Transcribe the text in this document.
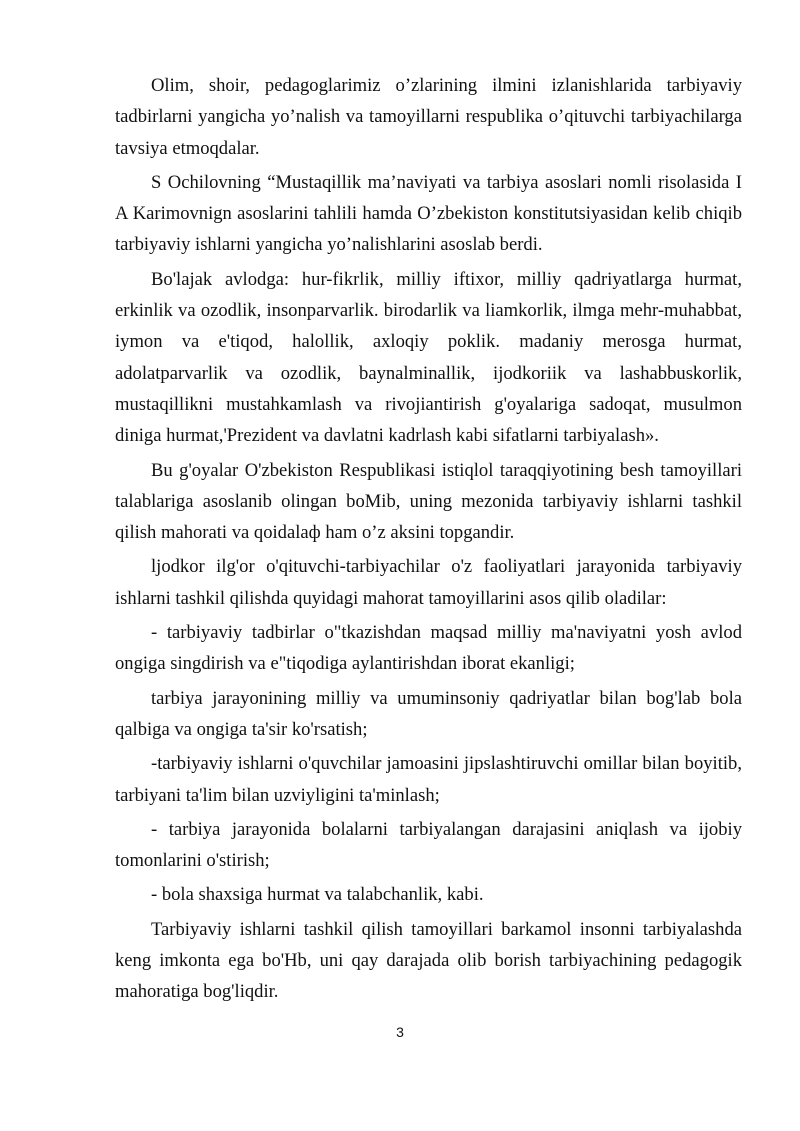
Olim, shoir, pedagoglarimiz o’zlarining ilmini izlanishlarida tarbiyaviy tadbirlarni yangicha yo’nalish va tamoyillarni respublika o’qituvchi tarbiyachilarga tavsiya etmoqdalar.

S Ochilovning “Mustaqillik ma’naviyati va tarbiya asoslari nomli risolasida I A Karimovnign asoslarini tahlili hamda O’zbekiston konstitutsiyasidan kelib chiqib tarbiyaviy ishlarni yangicha yo’nalishlarini asoslab berdi.

Bo'lajak avlodga: hur-fikrlik, milliy iftixor, milliy qadriyatlarga hurmat, erkinlik va ozodlik, insonparvarlik. birodarlik va liamkorlik, ilmga mehr-muhabbat, iymon va e'tiqod, halollik, axloqiy poklik. madaniy merosga hurmat, adolatparvarlik va ozodlik, baynalminallik, ijodkoriik va lashabbuskorlik, mustaqillikni mustahkamlash va rivojiantirish g'oyalariga sadoqat, musulmon diniga hurmat,'Prezident va davlatni kadrlash kabi sifatlarni tarbiyalash».

Bu g'oyalar O'zbekiston Respublikasi istiqlol taraqqiyotining besh tamoyillari talablariga asoslanib olingan boMib, uning mezonida tarbiyaviy ishlarni tashkil qilish mahorati va qoidalaф ham o’z aksini topgandir.

ljodkor ilg'or o'qituvchi-tarbiyachilar o'z faoliyatlari jarayonida tarbiyaviy ishlarni tashkil qilishda quyidagi mahorat tamoyillarini asos qilib oladilar:

- tarbiyaviy tadbirlar o"tkazishdan maqsad milliy ma'naviyatni yosh avlod ongiga singdirish va e"tiqodiga aylantirishdan iborat ekanligi;

tarbiya jarayonining milliy va umuminsoniy qadriyatlar bilan bog'lab bola qalbiga va ongiga ta'sir ko'rsatish;

-tarbiyaviy ishlarni o'quvchilar jamoasini jipslashtiruvchi omillar bilan boyitib, tarbiyani ta'lim bilan uzviyligini ta'minlash;

- tarbiya jarayonida bolalarni tarbiyalangan darajasini aniqlash va ijobiy tomonlarini o'stirish;

- bola shaxsiga hurmat va talabchanlik, kabi.

Tarbiyaviy ishlarni tashkil qilish tamoyillari barkamol insonni tarbiyalashda keng imkonta ega bo'Hb, uni qay darajada olib borish tarbiyachining pedagogik mahoratiga bog'liqdir.

3
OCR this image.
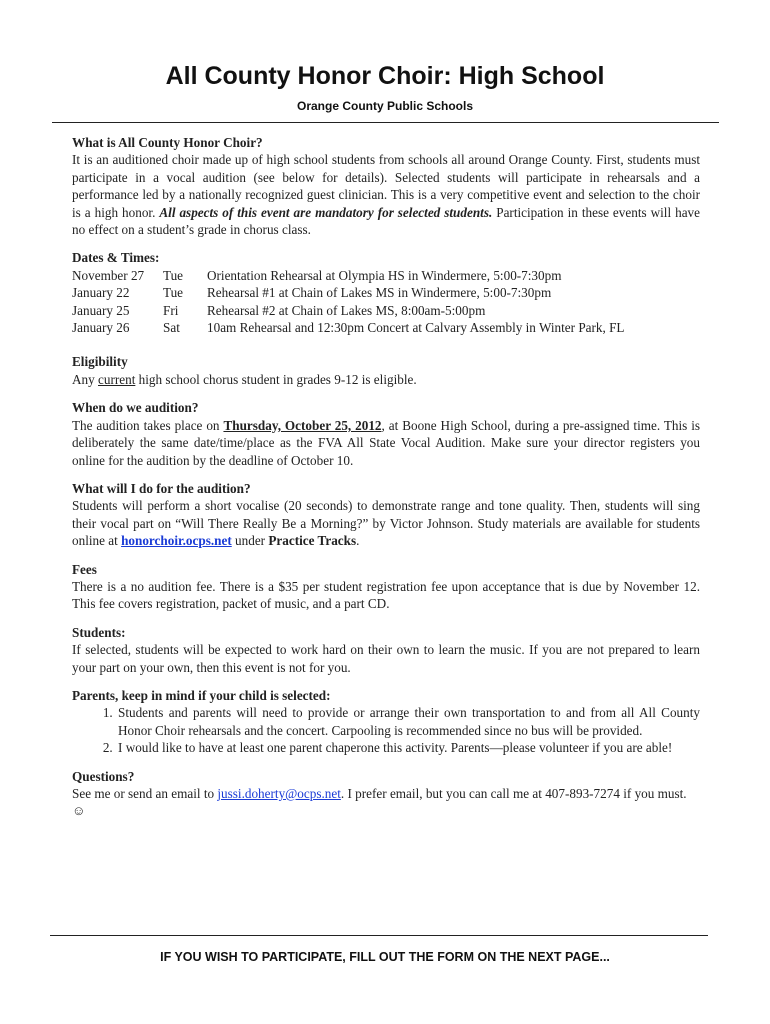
All County Honor Choir: High School
Orange County Public Schools
What is All County Honor Choir?
It is an auditioned choir made up of high school students from schools all around Orange County. First, students must participate in a vocal audition (see below for details). Selected students will participate in rehearsals and a performance led by a nationally recognized guest clinician. This is a very competitive event and selection to the choir is a high honor. All aspects of this event are mandatory for selected students. Participation in these events will have no effect on a student’s grade in chorus class.
Dates & Times:
November 27	Tue	Orientation Rehearsal at Olympia HS in Windermere, 5:00-7:30pm
January 22	Tue	Rehearsal #1 at Chain of Lakes MS in Windermere, 5:00-7:30pm
January 25	Fri	Rehearsal #2 at Chain of Lakes MS, 8:00am-5:00pm
January 26	Sat	10am Rehearsal and 12:30pm Concert at Calvary Assembly in Winter Park, FL
Eligibility
Any current high school chorus student in grades 9-12 is eligible.
When do we audition?
The audition takes place on Thursday, October 25, 2012, at Boone High School, during a pre-assigned time. This is deliberately the same date/time/place as the FVA All State Vocal Audition. Make sure your director registers you online for the audition by the deadline of October 10.
What will I do for the audition?
Students will perform a short vocalise (20 seconds) to demonstrate range and tone quality. Then, students will sing their vocal part on “Will There Really Be a Morning?” by Victor Johnson. Study materials are available for students online at honorchoir.ocps.net under Practice Tracks.
Fees
There is a no audition fee. There is a $35 per student registration fee upon acceptance that is due by November 12. This fee covers registration, packet of music, and a part CD.
Students:
If selected, students will be expected to work hard on their own to learn the music. If you are not prepared to learn your part on your own, then this event is not for you.
Parents, keep in mind if your child is selected:
1. Students and parents will need to provide or arrange their own transportation to and from all All County Honor Choir rehearsals and the concert. Carpooling is recommended since no bus will be provided.
2. I would like to have at least one parent chaperone this activity. Parents—please volunteer if you are able!
Questions?
See me or send an email to jussi.doherty@ocps.net. I prefer email, but you can call me at 407-893-7274 if you must. ☺
IF YOU WISH TO PARTICIPATE, FILL OUT THE FORM ON THE NEXT PAGE...
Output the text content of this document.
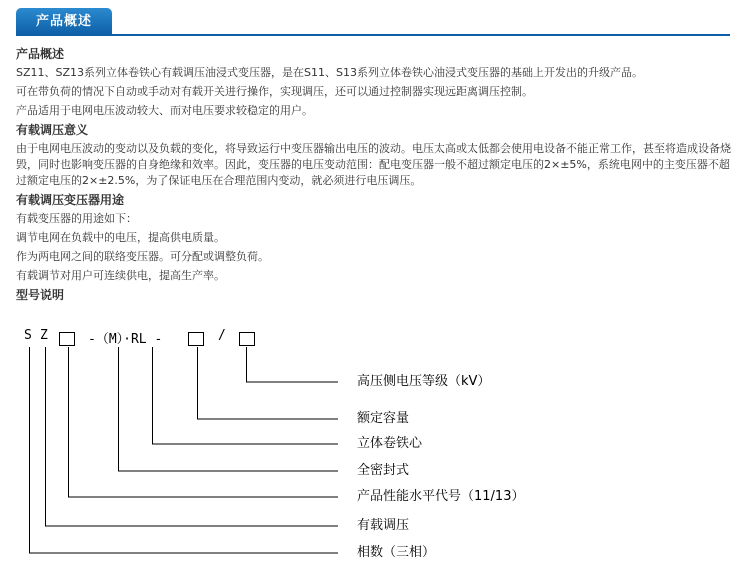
产品概述
产品概述
SZ11、SZ13系列立体卷铁心有载调压油浸式变压器，是在S11、S13系列立体卷铁心油浸式变压器的基础上开发出的升级产品。
可在带负荷的情况下自动或手动对有载开关进行操作，实现调压，还可以通过控制器实现远距离调压控制。
产品适用于电网电压波动较大、而对电压要求较稳定的用户。
有载调压意义
由于电网电压波动的变动以及负载的变化，将导致运行中变压器输出电压的波动。电压太高或太低都会使用电设备不能正常工作，甚至将造成设备烧毁，同时也影响变压器的自身绝缘和效率。因此，变压器的电压变动范围：配电变压器一般不超过额定电压的2×±5%，系统电网中的主变压器不超过额定电压的2×±2.5%，为了保证电压在合理范围内变动，就必须进行电压调压。
有载调压变压器用途
有载变压器的用途如下：
调节电网在负载中的电压，提高供电质量。
作为两电网之间的联络变压器。可分配或调整负荷。
有载调节对用户可连续供电，提高生产率。
型号说明
S Z	-（M）·RL -	/
高压侧电压等级（kV）
额定容量
立体卷铁心
全密封式
产品性能水平代号（11/13）
有载调压
相数（三相）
________
Problem to work on
Select every line where the word "kabi" occurs.

Exercise response
Bo'lajak avlodga: hur-fikrlik, milliy iftixor, milliy qadriyatlarga hurmat, erkinlik va ozodlik, insonparvarlik. birodarlik va liamkorlik, ilmga mehr-muhabbat, iymon va e'tiqod, halollik, axloqiy poklik. madaniy merosga hurmat, adolatparvarlik va ozodlik, baynalminallik, ijodkoriik va lashabbuskorlik, mustaqillikni mustahkamlash va rivojiantirish g'oyalariga sadoqat, musulmon diniga hurmat,'Prezident va davlatni kadrlash kabi sifatlarni tarbiyalash».
- bola shaxsiga hurmat va talabchanlik, kabi.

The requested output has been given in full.